» EXERCISE AIM: Will you output all of the data below exactly, omitting the images?

==*==

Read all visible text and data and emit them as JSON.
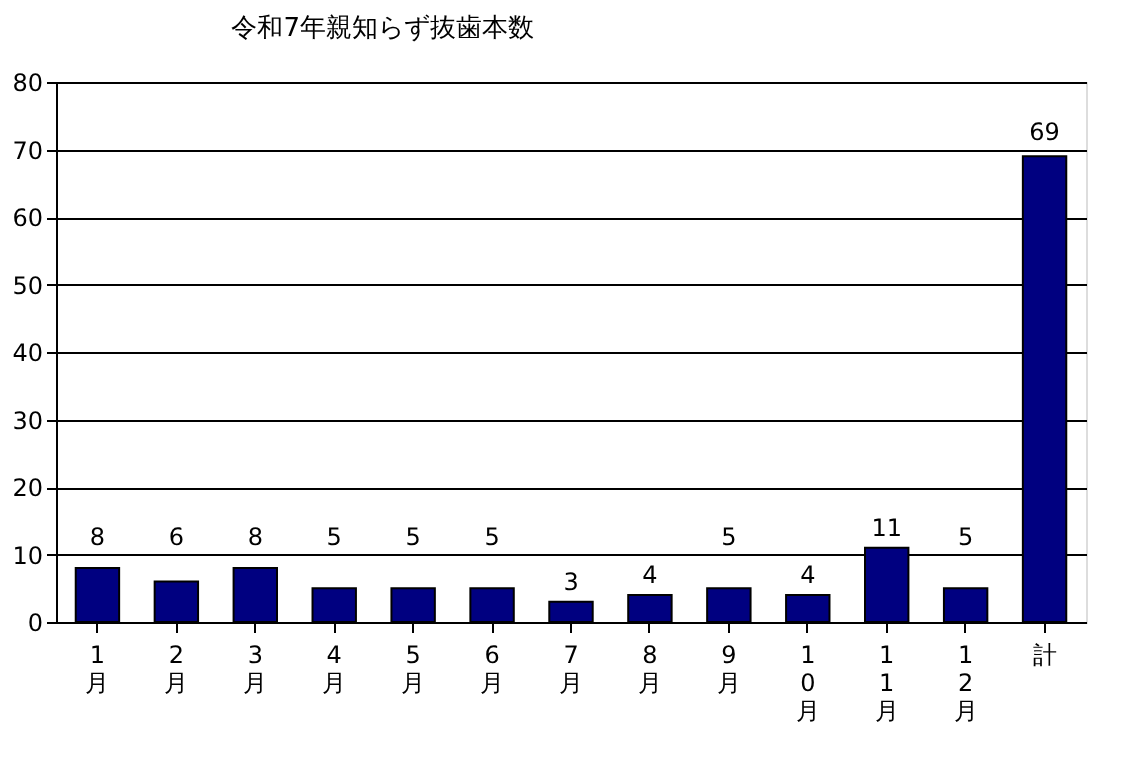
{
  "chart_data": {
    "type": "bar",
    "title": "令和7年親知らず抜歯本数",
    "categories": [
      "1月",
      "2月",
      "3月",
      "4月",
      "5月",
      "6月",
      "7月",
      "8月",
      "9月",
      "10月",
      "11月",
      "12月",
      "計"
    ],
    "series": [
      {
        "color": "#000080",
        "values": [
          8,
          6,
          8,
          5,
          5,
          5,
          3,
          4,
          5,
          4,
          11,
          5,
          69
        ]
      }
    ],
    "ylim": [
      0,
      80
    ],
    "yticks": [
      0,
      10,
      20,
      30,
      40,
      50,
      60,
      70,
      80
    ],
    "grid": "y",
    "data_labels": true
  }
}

==*==

» RESULT:
Read all visible text and data and emit them as JSON.
{
  "chart_data": {
    "type": "bar",
    "title": "令和7年親知らず抜歯本数",
    "categories": [
      "1月",
      "2月",
      "3月",
      "4月",
      "5月",
      "6月",
      "7月",
      "8月",
      "9月",
      "10月",
      "11月",
      "12月",
      "計"
    ],
    "series": [
      {
        "color": "#000080",
        "values": [
          8,
          6,
          8,
          5,
          5,
          5,
          3,
          4,
          5,
          4,
          11,
          5,
          69
        ]
      }
    ],
    "ylim": [
      0,
      80
    ],
    "yticks": [
      0,
      10,
      20,
      30,
      40,
      50,
      60,
      70,
      80
    ],
    "grid": "y",
    "data_labels": true
  }
}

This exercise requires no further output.